**Texto fornecido**
====
A subordinação estrutural não é a única teoria expansionista do


Direito do Trabalho. A outra, utilizada em conjunto com a estrutural é
a chamada subordinação objetiva. Ela é conceituada por Maurício
Godinho Delgado como:
A subordinação objetiva, em vez de se
manifestar pela intensidade de comandos
empresariais sobre o trabalhador (conceito clássico
da subordinação), desponta da simples integração da
atividade laborativa obreira nos fins da empresa.
Mediante essa compreensão do fenômeno
subordinativo, já se reduziu a relevância da
intensidade das ordens em sua configuração,
substituindo o critério tradicional pela ideia de
integração aos objetivos empresariais (DELGADO,
2015).

Uma crítica contundente ao instituto foi formulada pela


doutrinadora Alice Monteiro de Barros:
O problema central deste critério consiste em
saber o que é “organização” ou “integração”. Há quem
interprete organização como empresa ou negócio e
outros afirmam que a organização é constituída por
uma série de fatores ou indícios que, reunidos,
poderão comprovar a integração do trabalhador na
empresa; em última análise, esse critério, segundo
alguns autores, nada acrescenta de substancial ao
critério do controle (BARROS, 2004).
====
Dados de segmentação de página
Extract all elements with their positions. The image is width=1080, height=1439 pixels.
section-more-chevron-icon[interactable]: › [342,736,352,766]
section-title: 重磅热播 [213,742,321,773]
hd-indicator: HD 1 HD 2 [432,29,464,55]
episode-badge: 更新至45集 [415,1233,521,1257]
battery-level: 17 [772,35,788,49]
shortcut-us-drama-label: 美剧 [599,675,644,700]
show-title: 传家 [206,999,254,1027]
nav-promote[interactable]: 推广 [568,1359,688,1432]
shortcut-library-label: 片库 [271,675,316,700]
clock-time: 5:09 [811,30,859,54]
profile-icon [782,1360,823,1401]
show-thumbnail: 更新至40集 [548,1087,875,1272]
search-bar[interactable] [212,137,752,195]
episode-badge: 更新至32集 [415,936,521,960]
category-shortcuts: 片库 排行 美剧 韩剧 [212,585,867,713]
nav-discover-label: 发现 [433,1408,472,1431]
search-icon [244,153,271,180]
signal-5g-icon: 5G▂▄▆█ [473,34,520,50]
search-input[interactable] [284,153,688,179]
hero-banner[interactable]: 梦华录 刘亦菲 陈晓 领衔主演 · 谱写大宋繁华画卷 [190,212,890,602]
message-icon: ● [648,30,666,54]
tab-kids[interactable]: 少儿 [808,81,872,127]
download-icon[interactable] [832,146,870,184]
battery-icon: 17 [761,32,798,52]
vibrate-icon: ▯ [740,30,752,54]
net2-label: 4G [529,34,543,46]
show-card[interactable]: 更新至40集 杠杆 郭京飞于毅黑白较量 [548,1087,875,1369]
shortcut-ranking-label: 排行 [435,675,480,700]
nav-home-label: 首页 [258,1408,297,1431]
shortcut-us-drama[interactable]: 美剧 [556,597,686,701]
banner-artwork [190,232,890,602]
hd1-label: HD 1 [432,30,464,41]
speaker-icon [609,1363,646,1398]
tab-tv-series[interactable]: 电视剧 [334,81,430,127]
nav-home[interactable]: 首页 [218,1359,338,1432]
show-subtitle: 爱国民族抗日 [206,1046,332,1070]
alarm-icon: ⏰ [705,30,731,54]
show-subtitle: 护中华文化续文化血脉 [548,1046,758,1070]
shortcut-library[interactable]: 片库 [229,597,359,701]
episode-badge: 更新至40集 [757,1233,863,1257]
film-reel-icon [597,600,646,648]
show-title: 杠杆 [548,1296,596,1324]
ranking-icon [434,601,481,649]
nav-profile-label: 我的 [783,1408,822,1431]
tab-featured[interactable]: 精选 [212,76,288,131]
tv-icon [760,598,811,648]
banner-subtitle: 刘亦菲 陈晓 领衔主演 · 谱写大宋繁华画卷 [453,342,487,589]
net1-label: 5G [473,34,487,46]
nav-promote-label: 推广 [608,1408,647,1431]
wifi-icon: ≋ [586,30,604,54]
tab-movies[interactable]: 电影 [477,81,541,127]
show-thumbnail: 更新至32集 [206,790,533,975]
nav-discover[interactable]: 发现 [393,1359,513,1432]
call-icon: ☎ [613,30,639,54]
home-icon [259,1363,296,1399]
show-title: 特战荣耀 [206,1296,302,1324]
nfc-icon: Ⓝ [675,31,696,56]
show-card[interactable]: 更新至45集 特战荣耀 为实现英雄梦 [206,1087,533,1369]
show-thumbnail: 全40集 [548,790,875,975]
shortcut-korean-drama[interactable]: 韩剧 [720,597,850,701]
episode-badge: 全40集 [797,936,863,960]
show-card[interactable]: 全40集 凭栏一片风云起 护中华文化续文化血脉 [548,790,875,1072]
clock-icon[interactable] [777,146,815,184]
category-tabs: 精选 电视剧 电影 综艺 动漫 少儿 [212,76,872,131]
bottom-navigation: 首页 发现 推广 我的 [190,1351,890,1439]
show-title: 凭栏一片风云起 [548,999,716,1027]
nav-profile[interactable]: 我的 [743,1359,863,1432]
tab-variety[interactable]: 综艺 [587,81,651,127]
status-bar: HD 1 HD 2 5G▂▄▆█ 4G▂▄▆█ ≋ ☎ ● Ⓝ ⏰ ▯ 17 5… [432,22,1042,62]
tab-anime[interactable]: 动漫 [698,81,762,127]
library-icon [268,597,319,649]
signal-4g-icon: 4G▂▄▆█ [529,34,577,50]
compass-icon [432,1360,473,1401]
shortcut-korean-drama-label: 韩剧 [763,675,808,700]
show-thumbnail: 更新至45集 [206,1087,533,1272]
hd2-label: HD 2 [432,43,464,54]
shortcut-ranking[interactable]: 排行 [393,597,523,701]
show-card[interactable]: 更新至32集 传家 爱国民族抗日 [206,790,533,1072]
====
**Objetivo da tarefa**
Dê sequência ao texto sobre a subordinação objetiva, começando logo após a citação de Alice Monteiro de Barros. As linhas de dados não têm nenhum papel aqui.

**Resposta escrita**
A partir desses conceitos, a compreensão moderna e ampliada


da subordinação foi reconhecida tanto pela doutrina quanto pela
jurisprudência e foi incorporada pelo legislador, como visto na Lei n.
12.551, de 15.12.2011, que atualizou o art. 6º da CLT. Esta lei
introduziu conceitos como subordinação objetiva e subordinação
estrutural, equiparando-os à subordinação tradicional para
reconhecimento da relação de emprego. Essa equiparação inclui
profissionais que trabalham remotamente, sendo supervisionados
por meios telemáticos e informatizados.
Além disso, surge uma nova dimensão da subordinação,
chamada subordinação algorítmica, relevante em contextos
empresariais modernos, onde algoritmos monitoram detalhadamente
as atividades dos trabalhadores. Daniela Reis e Eugênio Corassa
(2017) argumentam que:
“O controle de atividade e a sujeição do
trabalhador, malgrado submetidos a operações
maquinizadas, vinculadas a algoritmos, não estão
ausentes, embora de certo modo ocultos. Sob o véu
da autonomia, esse tipo de relação procura
obstaculizar a formação e a verificação dos vínculos
existentes no processo, relegando a um espaço
distante a mera menção a uma relação empregatícia.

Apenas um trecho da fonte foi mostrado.